[Data extracted from a collection]
= = =

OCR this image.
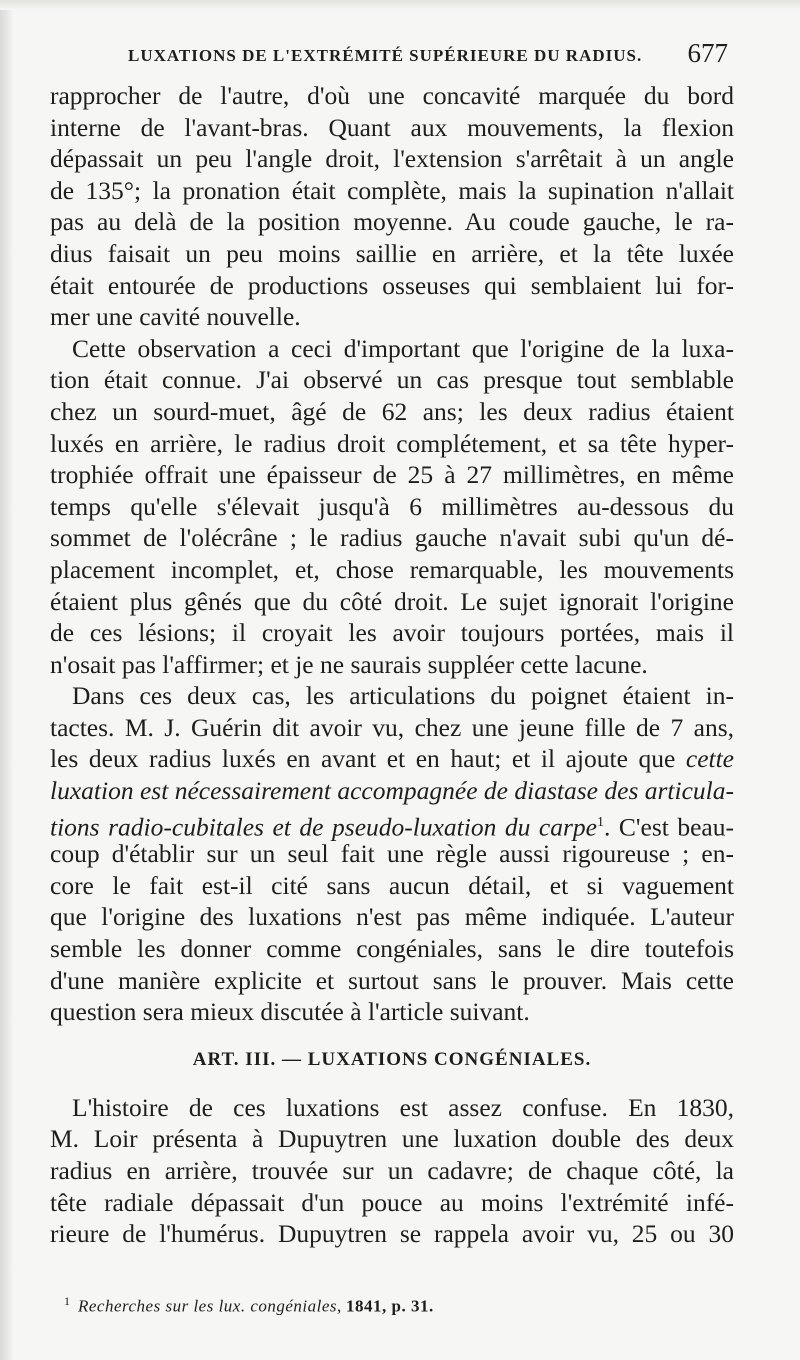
LUXATIONS DE L'EXTRÉMITÉ SUPÉRIEURE DU RADIUS. 677
rapprocher de l'autre, d'où une concavité marquée du bord
interne de l'avant-bras. Quant aux mouvements, la flexion
dépassait un peu l'angle droit, l'extension s'arrêtait à un angle
de 135°; la pronation était complète, mais la supination n'allait
pas au delà de la position moyenne. Au coude gauche, le ra-
dius faisait un peu moins saillie en arrière, et la tête luxée
était entourée de productions osseuses qui semblaient lui for-
mer une cavité nouvelle.
Cette observation a ceci d'important que l'origine de la luxa-
tion était connue. J'ai observé un cas presque tout semblable
chez un sourd-muet, âgé de 62 ans; les deux radius étaient
luxés en arrière, le radius droit complétement, et sa tête hyper-
trophiée offrait une épaisseur de 25 à 27 millimètres, en même
temps qu'elle s'élevait jusqu'à 6 millimètres au-dessous du
sommet de l'olécrâne ; le radius gauche n'avait subi qu'un dé-
placement incomplet, et, chose remarquable, les mouvements
étaient plus gênés que du côté droit. Le sujet ignorait l'origine
de ces lésions; il croyait les avoir toujours portées, mais il
n'osait pas l'affirmer; et je ne saurais suppléer cette lacune.
Dans ces deux cas, les articulations du poignet étaient in-
tactes. M. J. Guérin dit avoir vu, chez une jeune fille de 7 ans,
les deux radius luxés en avant et en haut; et il ajoute que cette
luxation est nécessairement accompagnée de diastase des articula-
tions radio-cubitales et de pseudo-luxation du carpe$^1$. C'est beau-
coup d'établir sur un seul fait une règle aussi rigoureuse ; en-
core le fait est-il cité sans aucun détail, et si vaguement
que l'origine des luxations n'est pas même indiquée. L'auteur
semble les donner comme congéniales, sans le dire toutefois
d'une manière explicite et surtout sans le prouver. Mais cette
question sera mieux discutée à l'article suivant.
ART. III. — LUXATIONS CONGÉNIALES.
L'histoire de ces luxations est assez confuse. En 1830,
M. Loir présenta à Dupuytren une luxation double des deux
radius en arrière, trouvée sur un cadavre; de chaque côté, la
tête radiale dépassait d'un pouce au moins l'extrémité infé-
rieure de l'humérus. Dupuytren se rappela avoir vu, 25 ou 30
$^1$ Recherches sur les lux. congéniales, 1841, p. 31.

= = =

| EXERCISE DIRECTIONS |
Copy out each line exactly, without the pictures.

| RESULT FOR THIS TASK |
OCR this image.
LUXATIONS DE L'EXTRÉMITÉ SUPÉRIEURE DU RADIUS. 677
rapprocher de l'autre, d'où une concavité marquée du bord
interne de l'avant-bras. Quant aux mouvements, la flexion
dépassait un peu l'angle droit, l'extension s'arrêtait à un angle
de 135°; la pronation était complète, mais la supination n'allait
pas au delà de la position moyenne. Au coude gauche, le ra-
dius faisait un peu moins saillie en arrière, et la tête luxée
était entourée de productions osseuses qui semblaient lui for-
mer une cavité nouvelle.
Cette observation a ceci d'important que l'origine de la luxa-
tion était connue. J'ai observé un cas presque tout semblable
chez un sourd-muet, âgé de 62 ans; les deux radius étaient
luxés en arrière, le radius droit complétement, et sa tête hyper-
trophiée offrait une épaisseur de 25 à 27 millimètres, en même
temps qu'elle s'élevait jusqu'à 6 millimètres au-dessous du
sommet de l'olécrâne ; le radius gauche n'avait subi qu'un dé-
placement incomplet, et, chose remarquable, les mouvements
étaient plus gênés que du côté droit. Le sujet ignorait l'origine
de ces lésions; il croyait les avoir toujours portées, mais il
n'osait pas l'affirmer; et je ne saurais suppléer cette lacune.
Dans ces deux cas, les articulations du poignet étaient in-
tactes. M. J. Guérin dit avoir vu, chez une jeune fille de 7 ans,
les deux radius luxés en avant et en haut; et il ajoute que cette
luxation est nécessairement accompagnée de diastase des articula-
tions radio-cubitales et de pseudo-luxation du carpe$^1$. C'est beau-
coup d'établir sur un seul fait une règle aussi rigoureuse ; en-
core le fait est-il cité sans aucun détail, et si vaguement
que l'origine des luxations n'est pas même indiquée. L'auteur
semble les donner comme congéniales, sans le dire toutefois
d'une manière explicite et surtout sans le prouver. Mais cette
question sera mieux discutée à l'article suivant.
ART. III. — LUXATIONS CONGÉNIALES.
L'histoire de ces luxations est assez confuse. En 1830,
M. Loir présenta à Dupuytren une luxation double des deux
radius en arrière, trouvée sur un cadavre; de chaque côté, la
tête radiale dépassait d'un pouce au moins l'extrémité infé-
rieure de l'humérus. Dupuytren se rappela avoir vu, 25 ou 30
$^1$ Recherches sur les lux. congéniales, 1841, p. 31.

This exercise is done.